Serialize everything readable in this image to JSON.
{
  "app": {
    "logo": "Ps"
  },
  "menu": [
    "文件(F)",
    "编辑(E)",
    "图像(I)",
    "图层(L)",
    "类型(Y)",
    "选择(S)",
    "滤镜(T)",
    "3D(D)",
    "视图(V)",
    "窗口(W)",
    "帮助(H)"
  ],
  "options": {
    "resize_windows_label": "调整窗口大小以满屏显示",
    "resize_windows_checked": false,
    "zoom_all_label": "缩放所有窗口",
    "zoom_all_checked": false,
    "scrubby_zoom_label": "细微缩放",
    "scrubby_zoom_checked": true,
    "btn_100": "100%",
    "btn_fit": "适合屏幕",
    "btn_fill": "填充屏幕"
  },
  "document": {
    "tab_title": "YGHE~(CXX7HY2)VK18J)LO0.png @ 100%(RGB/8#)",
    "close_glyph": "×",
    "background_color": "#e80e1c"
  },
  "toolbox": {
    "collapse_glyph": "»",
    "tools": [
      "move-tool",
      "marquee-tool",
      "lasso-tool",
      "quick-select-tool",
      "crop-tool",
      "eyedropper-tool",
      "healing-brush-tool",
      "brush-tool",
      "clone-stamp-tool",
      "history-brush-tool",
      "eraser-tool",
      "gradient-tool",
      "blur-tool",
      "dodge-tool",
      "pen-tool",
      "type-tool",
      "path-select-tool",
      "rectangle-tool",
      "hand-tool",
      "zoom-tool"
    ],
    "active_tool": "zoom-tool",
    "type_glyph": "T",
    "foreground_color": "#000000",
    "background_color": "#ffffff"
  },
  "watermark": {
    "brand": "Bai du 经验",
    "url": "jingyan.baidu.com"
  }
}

***

Repeat the whole listing exactly, keeping every line intact.

Serialize everything readable in this image to JSON.
{
  "app": {
    "logo": "Ps"
  },
  "menu": [
    "文件(F)",
    "编辑(E)",
    "图像(I)",
    "图层(L)",
    "类型(Y)",
    "选择(S)",
    "滤镜(T)",
    "3D(D)",
    "视图(V)",
    "窗口(W)",
    "帮助(H)"
  ],
  "options": {
    "resize_windows_label": "调整窗口大小以满屏显示",
    "resize_windows_checked": false,
    "zoom_all_label": "缩放所有窗口",
    "zoom_all_checked": false,
    "scrubby_zoom_label": "细微缩放",
    "scrubby_zoom_checked": true,
    "btn_100": "100%",
    "btn_fit": "适合屏幕",
    "btn_fill": "填充屏幕"
  },
  "document": {
    "tab_title": "YGHE~(CXX7HY2)VK18J)LO0.png @ 100%(RGB/8#)",
    "close_glyph": "×",
    "background_color": "#e80e1c"
  },
  "toolbox": {
    "collapse_glyph": "»",
    "tools": [
      "move-tool",
      "marquee-tool",
      "lasso-tool",
      "quick-select-tool",
      "crop-tool",
      "eyedropper-tool",
      "healing-brush-tool",
      "brush-tool",
      "clone-stamp-tool",
      "history-brush-tool",
      "eraser-tool",
      "gradient-tool",
      "blur-tool",
      "dodge-tool",
      "pen-tool",
      "type-tool",
      "path-select-tool",
      "rectangle-tool",
      "hand-tool",
      "zoom-tool"
    ],
    "active_tool": "zoom-tool",
    "type_glyph": "T",
    "foreground_color": "#000000",
    "background_color": "#ffffff"
  },
  "watermark": {
    "brand": "Bai du 经验",
    "url": "jingyan.baidu.com"
  }
}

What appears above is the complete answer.